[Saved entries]
———

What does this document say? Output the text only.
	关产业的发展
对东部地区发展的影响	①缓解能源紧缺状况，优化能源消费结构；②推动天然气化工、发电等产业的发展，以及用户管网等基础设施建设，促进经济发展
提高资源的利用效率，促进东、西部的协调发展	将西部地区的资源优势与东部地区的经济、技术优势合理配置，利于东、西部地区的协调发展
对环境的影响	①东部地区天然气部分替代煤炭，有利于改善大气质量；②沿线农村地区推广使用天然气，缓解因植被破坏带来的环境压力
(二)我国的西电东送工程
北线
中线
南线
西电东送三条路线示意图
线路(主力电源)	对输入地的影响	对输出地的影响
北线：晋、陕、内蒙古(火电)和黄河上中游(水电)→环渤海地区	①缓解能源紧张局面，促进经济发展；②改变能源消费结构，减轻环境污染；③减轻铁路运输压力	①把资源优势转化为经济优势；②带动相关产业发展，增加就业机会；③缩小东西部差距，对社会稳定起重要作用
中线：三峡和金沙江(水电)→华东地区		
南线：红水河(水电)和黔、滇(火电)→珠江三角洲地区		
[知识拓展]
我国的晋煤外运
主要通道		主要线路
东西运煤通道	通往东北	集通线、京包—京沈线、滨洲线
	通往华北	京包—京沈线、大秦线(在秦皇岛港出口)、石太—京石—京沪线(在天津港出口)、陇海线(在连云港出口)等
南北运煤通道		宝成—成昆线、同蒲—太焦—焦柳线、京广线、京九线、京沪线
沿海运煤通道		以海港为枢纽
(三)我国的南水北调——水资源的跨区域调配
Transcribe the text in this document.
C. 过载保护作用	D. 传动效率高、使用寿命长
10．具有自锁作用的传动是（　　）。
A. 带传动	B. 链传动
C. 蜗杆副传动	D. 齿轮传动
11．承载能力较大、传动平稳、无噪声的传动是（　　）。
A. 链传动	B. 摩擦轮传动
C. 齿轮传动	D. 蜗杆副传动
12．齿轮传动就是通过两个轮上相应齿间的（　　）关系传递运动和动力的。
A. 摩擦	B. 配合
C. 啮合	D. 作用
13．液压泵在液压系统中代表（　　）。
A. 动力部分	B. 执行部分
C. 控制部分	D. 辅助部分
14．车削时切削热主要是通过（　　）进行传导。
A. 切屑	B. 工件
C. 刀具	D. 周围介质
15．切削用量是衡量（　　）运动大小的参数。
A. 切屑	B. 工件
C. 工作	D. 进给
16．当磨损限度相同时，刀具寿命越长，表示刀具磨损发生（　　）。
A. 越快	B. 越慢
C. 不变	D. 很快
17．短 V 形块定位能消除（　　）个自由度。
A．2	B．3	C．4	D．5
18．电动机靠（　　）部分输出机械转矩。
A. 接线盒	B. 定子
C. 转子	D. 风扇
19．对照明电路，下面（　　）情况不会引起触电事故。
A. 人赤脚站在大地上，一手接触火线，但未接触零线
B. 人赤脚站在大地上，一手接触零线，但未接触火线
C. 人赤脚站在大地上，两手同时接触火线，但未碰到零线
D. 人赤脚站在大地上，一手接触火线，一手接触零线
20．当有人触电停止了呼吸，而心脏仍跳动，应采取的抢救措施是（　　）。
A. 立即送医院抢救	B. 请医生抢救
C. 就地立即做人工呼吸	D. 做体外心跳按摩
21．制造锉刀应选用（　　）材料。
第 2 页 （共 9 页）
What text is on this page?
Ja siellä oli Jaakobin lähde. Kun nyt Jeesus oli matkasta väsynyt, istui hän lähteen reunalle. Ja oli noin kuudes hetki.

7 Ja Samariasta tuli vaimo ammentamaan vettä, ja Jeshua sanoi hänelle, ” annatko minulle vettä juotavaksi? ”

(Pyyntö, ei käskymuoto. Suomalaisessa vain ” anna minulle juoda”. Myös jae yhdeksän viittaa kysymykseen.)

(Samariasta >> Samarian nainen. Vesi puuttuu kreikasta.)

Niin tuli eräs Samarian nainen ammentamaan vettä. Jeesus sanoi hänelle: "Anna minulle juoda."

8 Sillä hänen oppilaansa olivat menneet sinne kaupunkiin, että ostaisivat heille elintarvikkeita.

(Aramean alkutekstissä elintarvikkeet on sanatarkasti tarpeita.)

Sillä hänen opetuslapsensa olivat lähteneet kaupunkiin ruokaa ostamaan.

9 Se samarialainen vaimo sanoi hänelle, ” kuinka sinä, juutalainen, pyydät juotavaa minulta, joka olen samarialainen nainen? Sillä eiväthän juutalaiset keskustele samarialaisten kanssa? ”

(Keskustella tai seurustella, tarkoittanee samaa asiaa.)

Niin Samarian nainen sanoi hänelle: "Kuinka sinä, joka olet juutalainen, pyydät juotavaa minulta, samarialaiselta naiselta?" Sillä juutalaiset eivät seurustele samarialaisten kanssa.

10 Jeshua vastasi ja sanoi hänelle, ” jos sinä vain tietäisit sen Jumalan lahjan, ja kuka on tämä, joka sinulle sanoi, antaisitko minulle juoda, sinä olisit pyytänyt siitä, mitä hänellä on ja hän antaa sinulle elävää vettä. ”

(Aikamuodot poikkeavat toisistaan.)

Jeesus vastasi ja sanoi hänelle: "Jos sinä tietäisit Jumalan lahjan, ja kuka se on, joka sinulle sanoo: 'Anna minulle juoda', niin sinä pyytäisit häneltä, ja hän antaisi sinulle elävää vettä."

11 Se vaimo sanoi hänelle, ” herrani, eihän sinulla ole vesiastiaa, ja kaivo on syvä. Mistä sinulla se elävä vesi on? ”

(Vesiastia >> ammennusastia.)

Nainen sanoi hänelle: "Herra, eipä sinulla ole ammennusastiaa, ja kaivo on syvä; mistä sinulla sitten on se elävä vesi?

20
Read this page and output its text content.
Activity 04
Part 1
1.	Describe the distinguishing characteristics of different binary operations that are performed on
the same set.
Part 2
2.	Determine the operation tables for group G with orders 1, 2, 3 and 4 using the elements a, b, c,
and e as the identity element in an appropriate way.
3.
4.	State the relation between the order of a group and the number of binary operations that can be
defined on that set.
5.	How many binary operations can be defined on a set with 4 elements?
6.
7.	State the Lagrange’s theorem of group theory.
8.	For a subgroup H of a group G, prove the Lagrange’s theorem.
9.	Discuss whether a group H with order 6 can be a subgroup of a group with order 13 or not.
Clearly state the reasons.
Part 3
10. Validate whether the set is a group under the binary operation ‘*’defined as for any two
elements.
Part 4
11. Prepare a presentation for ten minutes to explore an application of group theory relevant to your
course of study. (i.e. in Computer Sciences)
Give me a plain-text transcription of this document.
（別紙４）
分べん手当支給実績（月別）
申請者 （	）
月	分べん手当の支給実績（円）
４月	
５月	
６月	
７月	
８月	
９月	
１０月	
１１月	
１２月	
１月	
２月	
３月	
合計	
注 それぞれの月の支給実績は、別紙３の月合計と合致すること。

———

## Stated task:
Where a line above contains the string "binary", copy that line.

## Solution to this problem:
1.	Describe the distinguishing characteristics of different binary operations that are performed on
4.	State the relation between the order of a group and the number of binary operations that can be
5.	How many binary operations can be defined on a set with 4 elements?
10. Validate whether the set is a group under the binary operation ‘*’defined as for any two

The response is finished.